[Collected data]
■ ■ ■

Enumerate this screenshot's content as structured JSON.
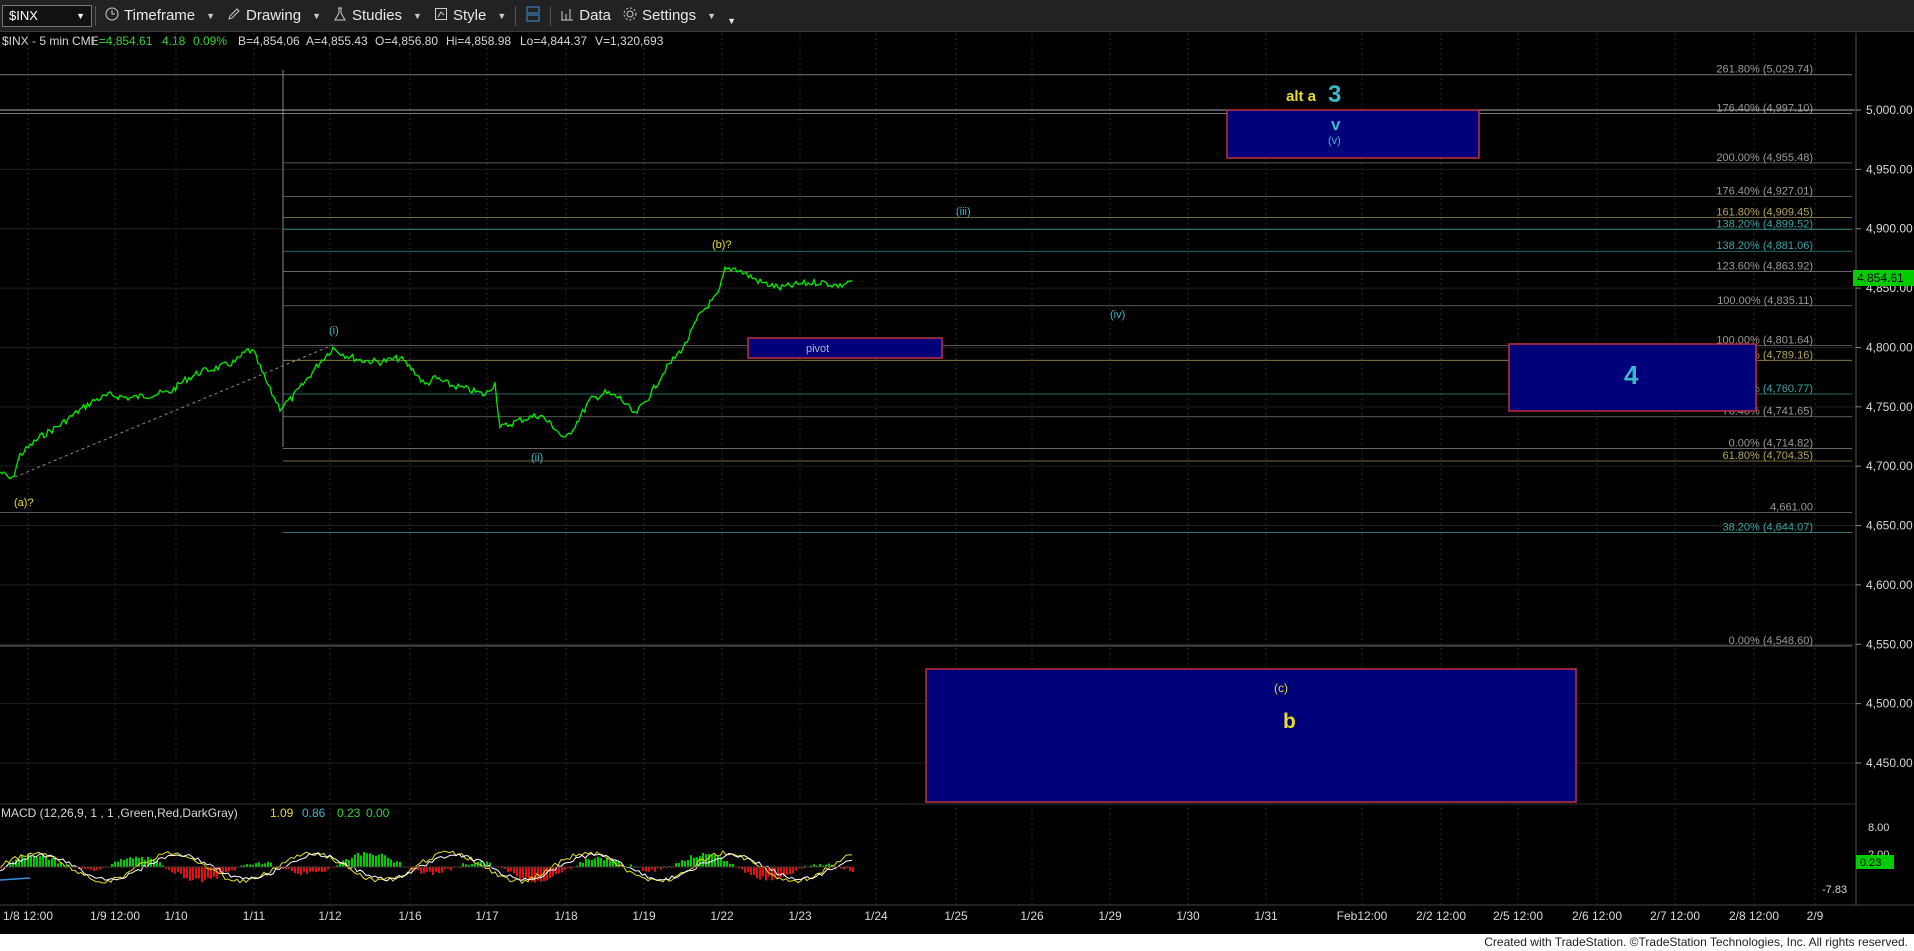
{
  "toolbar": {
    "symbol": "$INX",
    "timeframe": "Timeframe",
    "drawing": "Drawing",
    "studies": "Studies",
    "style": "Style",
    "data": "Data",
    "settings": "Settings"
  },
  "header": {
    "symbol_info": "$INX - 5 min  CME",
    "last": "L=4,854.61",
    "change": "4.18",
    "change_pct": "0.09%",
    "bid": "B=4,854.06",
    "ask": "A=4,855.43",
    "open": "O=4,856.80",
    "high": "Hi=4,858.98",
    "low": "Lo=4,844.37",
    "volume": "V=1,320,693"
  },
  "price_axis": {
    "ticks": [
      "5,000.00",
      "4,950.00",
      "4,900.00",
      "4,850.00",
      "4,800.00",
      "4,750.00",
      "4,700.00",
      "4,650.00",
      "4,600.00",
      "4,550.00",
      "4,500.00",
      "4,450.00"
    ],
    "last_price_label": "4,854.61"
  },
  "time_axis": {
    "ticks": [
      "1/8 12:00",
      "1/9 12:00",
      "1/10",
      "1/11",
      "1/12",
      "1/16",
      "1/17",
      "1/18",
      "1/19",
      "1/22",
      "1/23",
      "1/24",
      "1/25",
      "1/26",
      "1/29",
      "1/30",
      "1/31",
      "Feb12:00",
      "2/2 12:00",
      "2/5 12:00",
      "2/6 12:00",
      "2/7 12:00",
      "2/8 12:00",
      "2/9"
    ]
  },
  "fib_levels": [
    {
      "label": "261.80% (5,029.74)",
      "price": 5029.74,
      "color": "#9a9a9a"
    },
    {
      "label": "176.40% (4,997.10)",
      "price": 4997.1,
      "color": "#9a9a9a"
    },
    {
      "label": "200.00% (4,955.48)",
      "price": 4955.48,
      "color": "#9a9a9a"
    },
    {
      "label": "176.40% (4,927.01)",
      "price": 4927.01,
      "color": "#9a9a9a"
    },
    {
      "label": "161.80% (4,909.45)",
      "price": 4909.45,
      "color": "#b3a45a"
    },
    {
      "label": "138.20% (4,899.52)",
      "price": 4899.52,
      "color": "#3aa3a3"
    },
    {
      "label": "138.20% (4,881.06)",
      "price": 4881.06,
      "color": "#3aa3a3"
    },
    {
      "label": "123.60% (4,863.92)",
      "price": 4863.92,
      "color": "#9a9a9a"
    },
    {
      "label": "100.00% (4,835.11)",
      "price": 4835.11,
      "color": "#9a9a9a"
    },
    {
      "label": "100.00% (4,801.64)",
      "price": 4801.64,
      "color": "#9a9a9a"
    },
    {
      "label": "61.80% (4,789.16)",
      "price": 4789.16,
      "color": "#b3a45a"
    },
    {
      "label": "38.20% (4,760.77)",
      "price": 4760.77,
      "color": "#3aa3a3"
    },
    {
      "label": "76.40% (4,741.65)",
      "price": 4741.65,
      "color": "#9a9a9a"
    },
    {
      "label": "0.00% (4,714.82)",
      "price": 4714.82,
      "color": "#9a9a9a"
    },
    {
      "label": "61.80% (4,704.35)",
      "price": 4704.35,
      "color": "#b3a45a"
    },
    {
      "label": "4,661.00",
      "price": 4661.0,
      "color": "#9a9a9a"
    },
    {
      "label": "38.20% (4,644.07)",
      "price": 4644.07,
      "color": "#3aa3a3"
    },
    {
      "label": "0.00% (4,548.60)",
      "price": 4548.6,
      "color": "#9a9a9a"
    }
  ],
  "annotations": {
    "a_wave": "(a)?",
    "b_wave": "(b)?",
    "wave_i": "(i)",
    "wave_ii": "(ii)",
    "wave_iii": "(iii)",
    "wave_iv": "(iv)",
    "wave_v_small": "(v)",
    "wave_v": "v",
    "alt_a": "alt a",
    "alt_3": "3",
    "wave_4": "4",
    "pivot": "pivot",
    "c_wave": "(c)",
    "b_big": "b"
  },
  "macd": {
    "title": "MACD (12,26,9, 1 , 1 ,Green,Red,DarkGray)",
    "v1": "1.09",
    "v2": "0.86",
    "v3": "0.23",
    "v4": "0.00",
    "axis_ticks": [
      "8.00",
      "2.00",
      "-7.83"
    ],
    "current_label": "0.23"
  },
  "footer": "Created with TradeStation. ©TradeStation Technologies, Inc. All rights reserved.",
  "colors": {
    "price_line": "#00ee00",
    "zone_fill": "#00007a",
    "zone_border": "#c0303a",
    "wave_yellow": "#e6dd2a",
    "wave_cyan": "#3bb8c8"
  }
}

■ ■ ■

What is asked: Every entry above should be duplicated exactly. Do not include the images.

Answer to the exercise:
Enumerate this screenshot's content as structured JSON.
{
  "toolbar": {
    "symbol": "$INX",
    "timeframe": "Timeframe",
    "drawing": "Drawing",
    "studies": "Studies",
    "style": "Style",
    "data": "Data",
    "settings": "Settings"
  },
  "header": {
    "symbol_info": "$INX - 5 min  CME",
    "last": "L=4,854.61",
    "change": "4.18",
    "change_pct": "0.09%",
    "bid": "B=4,854.06",
    "ask": "A=4,855.43",
    "open": "O=4,856.80",
    "high": "Hi=4,858.98",
    "low": "Lo=4,844.37",
    "volume": "V=1,320,693"
  },
  "price_axis": {
    "ticks": [
      "5,000.00",
      "4,950.00",
      "4,900.00",
      "4,850.00",
      "4,800.00",
      "4,750.00",
      "4,700.00",
      "4,650.00",
      "4,600.00",
      "4,550.00",
      "4,500.00",
      "4,450.00"
    ],
    "last_price_label": "4,854.61"
  },
  "time_axis": {
    "ticks": [
      "1/8 12:00",
      "1/9 12:00",
      "1/10",
      "1/11",
      "1/12",
      "1/16",
      "1/17",
      "1/18",
      "1/19",
      "1/22",
      "1/23",
      "1/24",
      "1/25",
      "1/26",
      "1/29",
      "1/30",
      "1/31",
      "Feb12:00",
      "2/2 12:00",
      "2/5 12:00",
      "2/6 12:00",
      "2/7 12:00",
      "2/8 12:00",
      "2/9"
    ]
  },
  "fib_levels": [
    {
      "label": "261.80% (5,029.74)",
      "price": 5029.74,
      "color": "#9a9a9a"
    },
    {
      "label": "176.40% (4,997.10)",
      "price": 4997.1,
      "color": "#9a9a9a"
    },
    {
      "label": "200.00% (4,955.48)",
      "price": 4955.48,
      "color": "#9a9a9a"
    },
    {
      "label": "176.40% (4,927.01)",
      "price": 4927.01,
      "color": "#9a9a9a"
    },
    {
      "label": "161.80% (4,909.45)",
      "price": 4909.45,
      "color": "#b3a45a"
    },
    {
      "label": "138.20% (4,899.52)",
      "price": 4899.52,
      "color": "#3aa3a3"
    },
    {
      "label": "138.20% (4,881.06)",
      "price": 4881.06,
      "color": "#3aa3a3"
    },
    {
      "label": "123.60% (4,863.92)",
      "price": 4863.92,
      "color": "#9a9a9a"
    },
    {
      "label": "100.00% (4,835.11)",
      "price": 4835.11,
      "color": "#9a9a9a"
    },
    {
      "label": "100.00% (4,801.64)",
      "price": 4801.64,
      "color": "#9a9a9a"
    },
    {
      "label": "61.80% (4,789.16)",
      "price": 4789.16,
      "color": "#b3a45a"
    },
    {
      "label": "38.20% (4,760.77)",
      "price": 4760.77,
      "color": "#3aa3a3"
    },
    {
      "label": "76.40% (4,741.65)",
      "price": 4741.65,
      "color": "#9a9a9a"
    },
    {
      "label": "0.00% (4,714.82)",
      "price": 4714.82,
      "color": "#9a9a9a"
    },
    {
      "label": "61.80% (4,704.35)",
      "price": 4704.35,
      "color": "#b3a45a"
    },
    {
      "label": "4,661.00",
      "price": 4661.0,
      "color": "#9a9a9a"
    },
    {
      "label": "38.20% (4,644.07)",
      "price": 4644.07,
      "color": "#3aa3a3"
    },
    {
      "label": "0.00% (4,548.60)",
      "price": 4548.6,
      "color": "#9a9a9a"
    }
  ],
  "annotations": {
    "a_wave": "(a)?",
    "b_wave": "(b)?",
    "wave_i": "(i)",
    "wave_ii": "(ii)",
    "wave_iii": "(iii)",
    "wave_iv": "(iv)",
    "wave_v_small": "(v)",
    "wave_v": "v",
    "alt_a": "alt a",
    "alt_3": "3",
    "wave_4": "4",
    "pivot": "pivot",
    "c_wave": "(c)",
    "b_big": "b"
  },
  "macd": {
    "title": "MACD (12,26,9, 1 , 1 ,Green,Red,DarkGray)",
    "v1": "1.09",
    "v2": "0.86",
    "v3": "0.23",
    "v4": "0.00",
    "axis_ticks": [
      "8.00",
      "2.00",
      "-7.83"
    ],
    "current_label": "0.23"
  },
  "footer": "Created with TradeStation. ©TradeStation Technologies, Inc. All rights reserved.",
  "colors": {
    "price_line": "#00ee00",
    "zone_fill": "#00007a",
    "zone_border": "#c0303a",
    "wave_yellow": "#e6dd2a",
    "wave_cyan": "#3bb8c8"
  }
}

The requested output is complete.